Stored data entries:
......

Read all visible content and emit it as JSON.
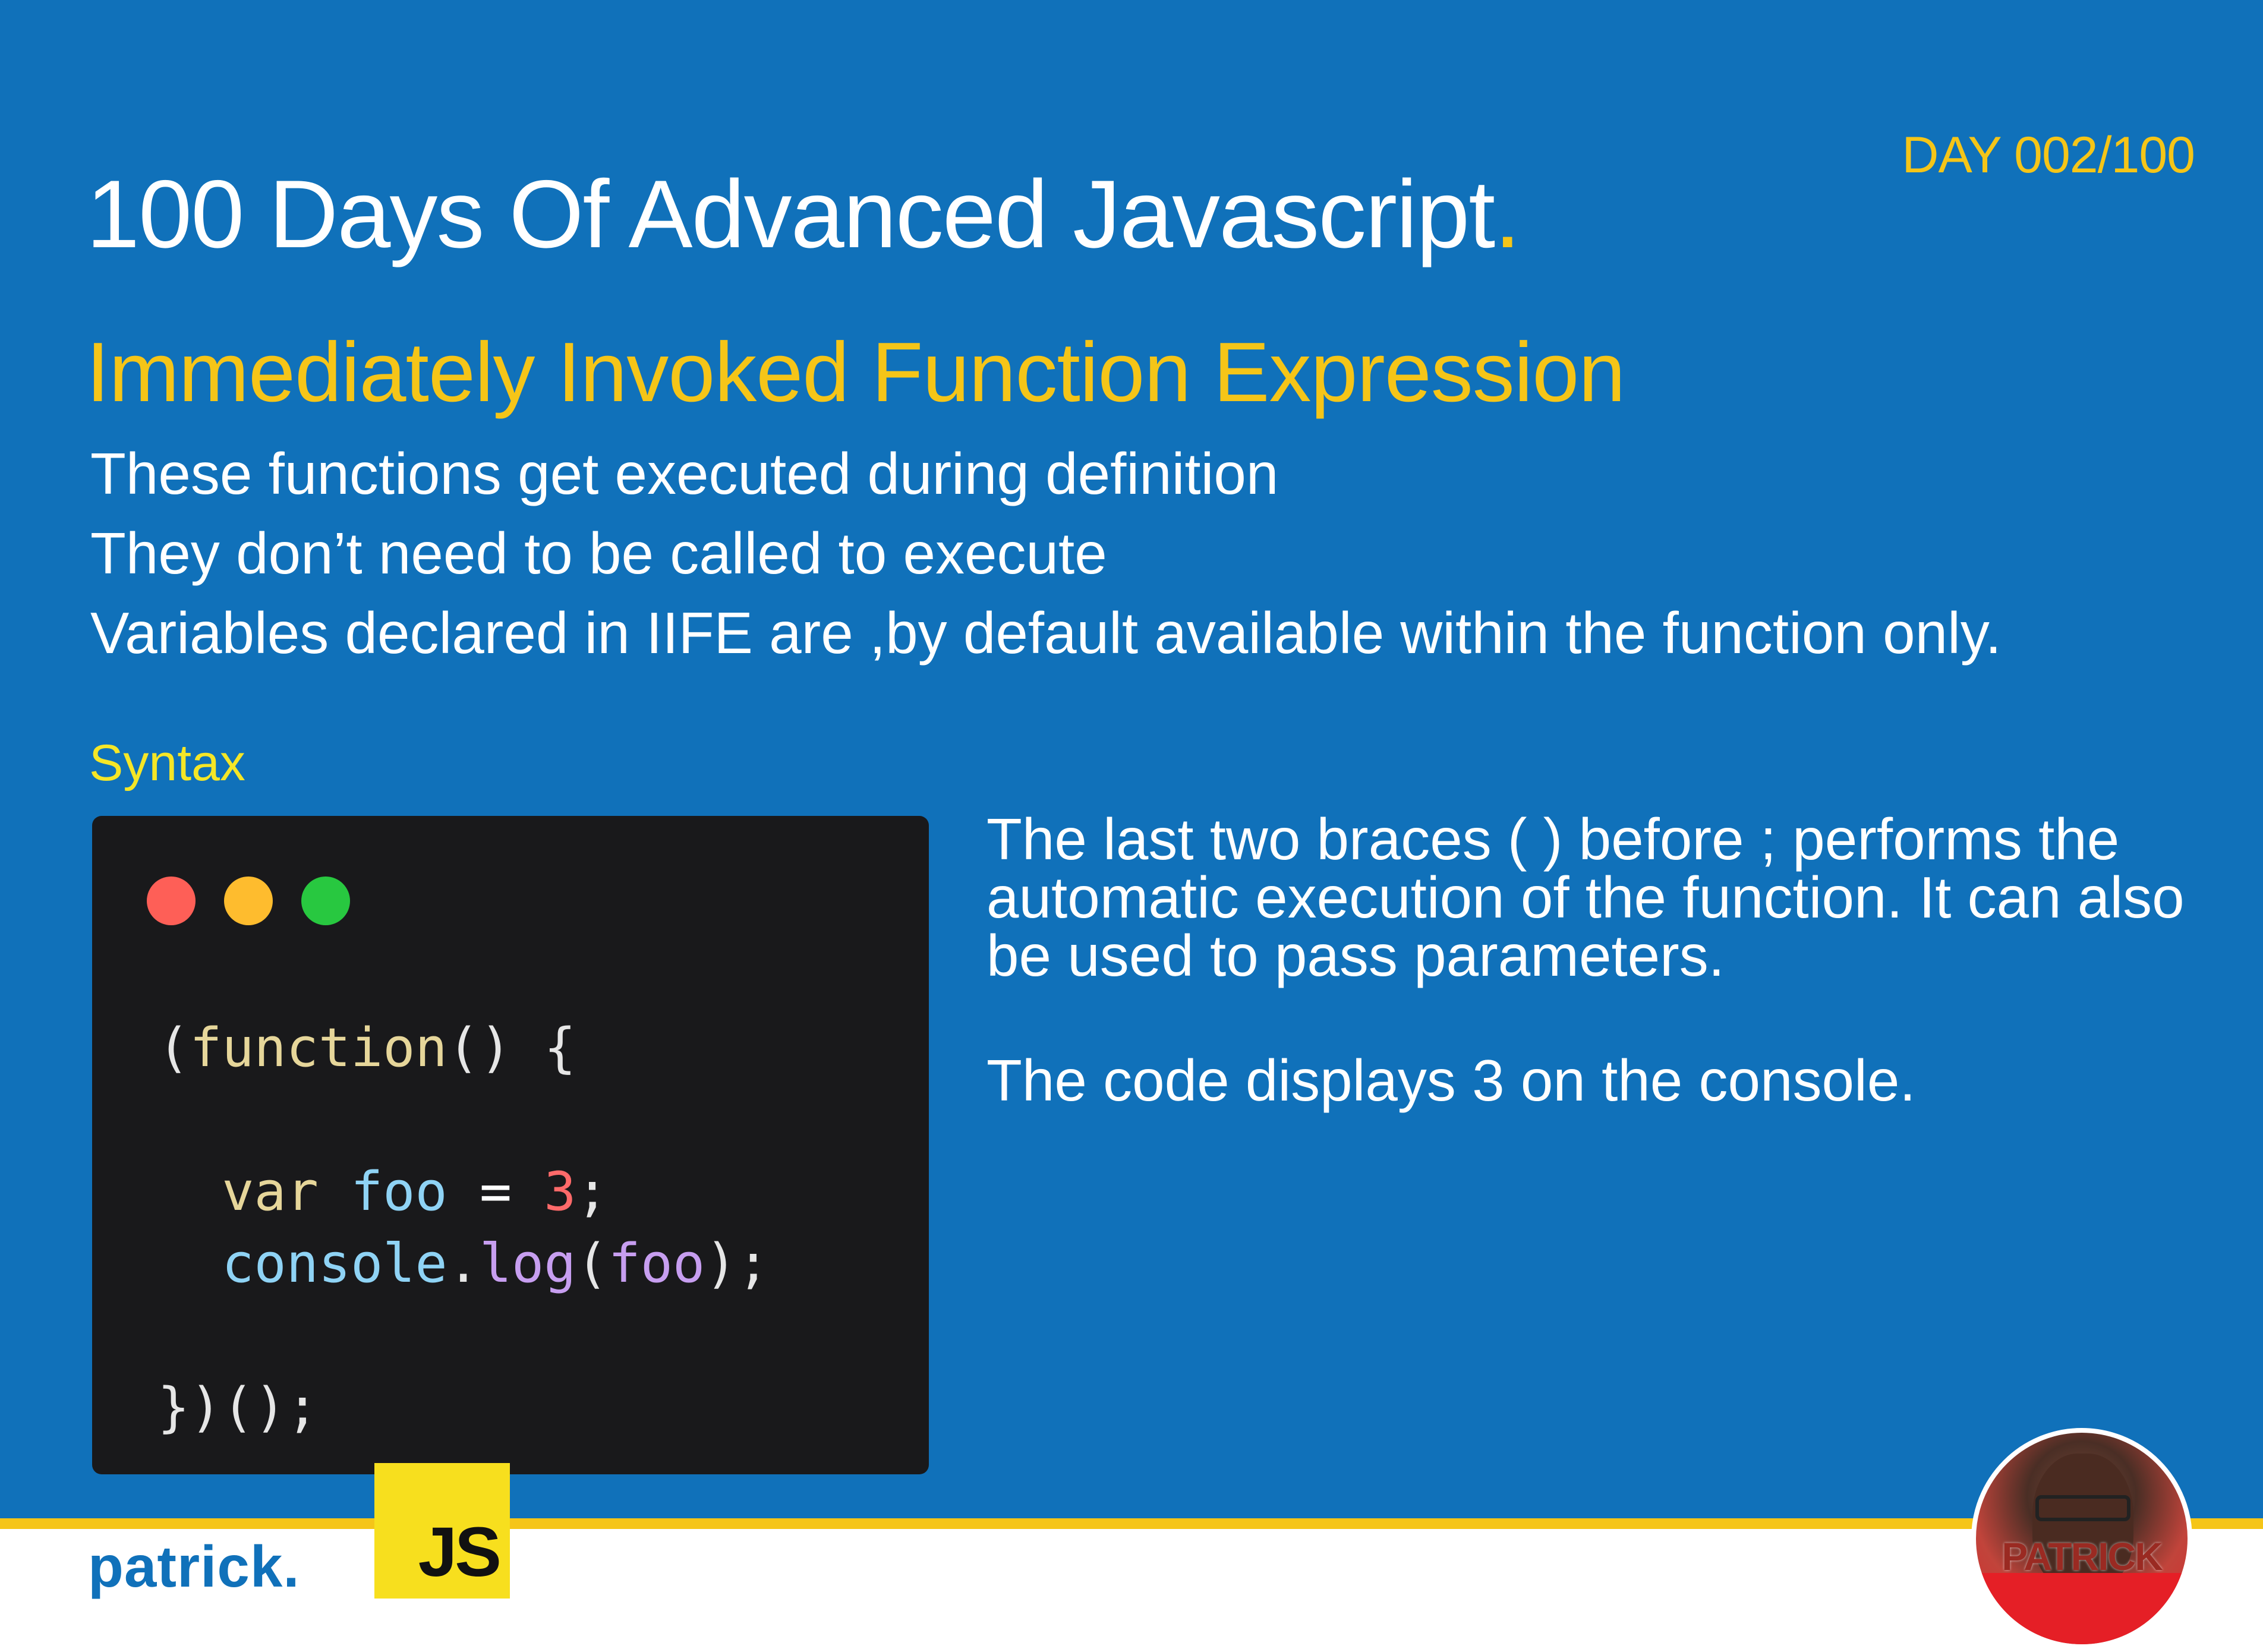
{
  "header": {
    "day_label": "DAY 002/100",
    "title": "100 Days Of Advanced Javascript",
    "title_dot": "."
  },
  "topic": {
    "heading": "Immediately Invoked Function Expression",
    "bullets": [
      "These functions get executed during definition",
      "They don’t need to be called to execute",
      "Variables declared in IIFE are ,by default available within the function only."
    ]
  },
  "syntax": {
    "label": "Syntax",
    "code": {
      "l1_open": "(",
      "l1_keyword": "function",
      "l1_rest": "() {",
      "l2_keyword": "var",
      "l2_name": "foo",
      "l2_op": " = ",
      "l2_value": "3",
      "l2_end": ";",
      "l3_obj": "console",
      "l3_dot": ".",
      "l3_method": "log",
      "l3_open": "(",
      "l3_arg": "foo",
      "l3_close": ");",
      "l4": "})();"
    }
  },
  "description": {
    "paragraph_1": "The last two braces ( ) before ; performs the automatic execution of the function. It can also be used to pass parameters.",
    "paragraph_2": "The code displays 3 on the console."
  },
  "footer": {
    "brand": "patrick.",
    "js_logo_text": "JS",
    "avatar_label": "PATRICK"
  },
  "colors": {
    "background": "#1071ba",
    "accent_yellow": "#f5c518",
    "code_bg": "#19191b",
    "js_yellow": "#f7df1e"
  },
  "icons": [
    "window-close-dot",
    "window-minimize-dot",
    "window-maximize-dot",
    "js-logo",
    "avatar"
  ]
}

......

▸ The exercise: Filter the records, keeping only lines that contain "window", and show those lines.

▸ Written reply:
    "window-close-dot",
    "window-minimize-dot",
    "window-maximize-dot",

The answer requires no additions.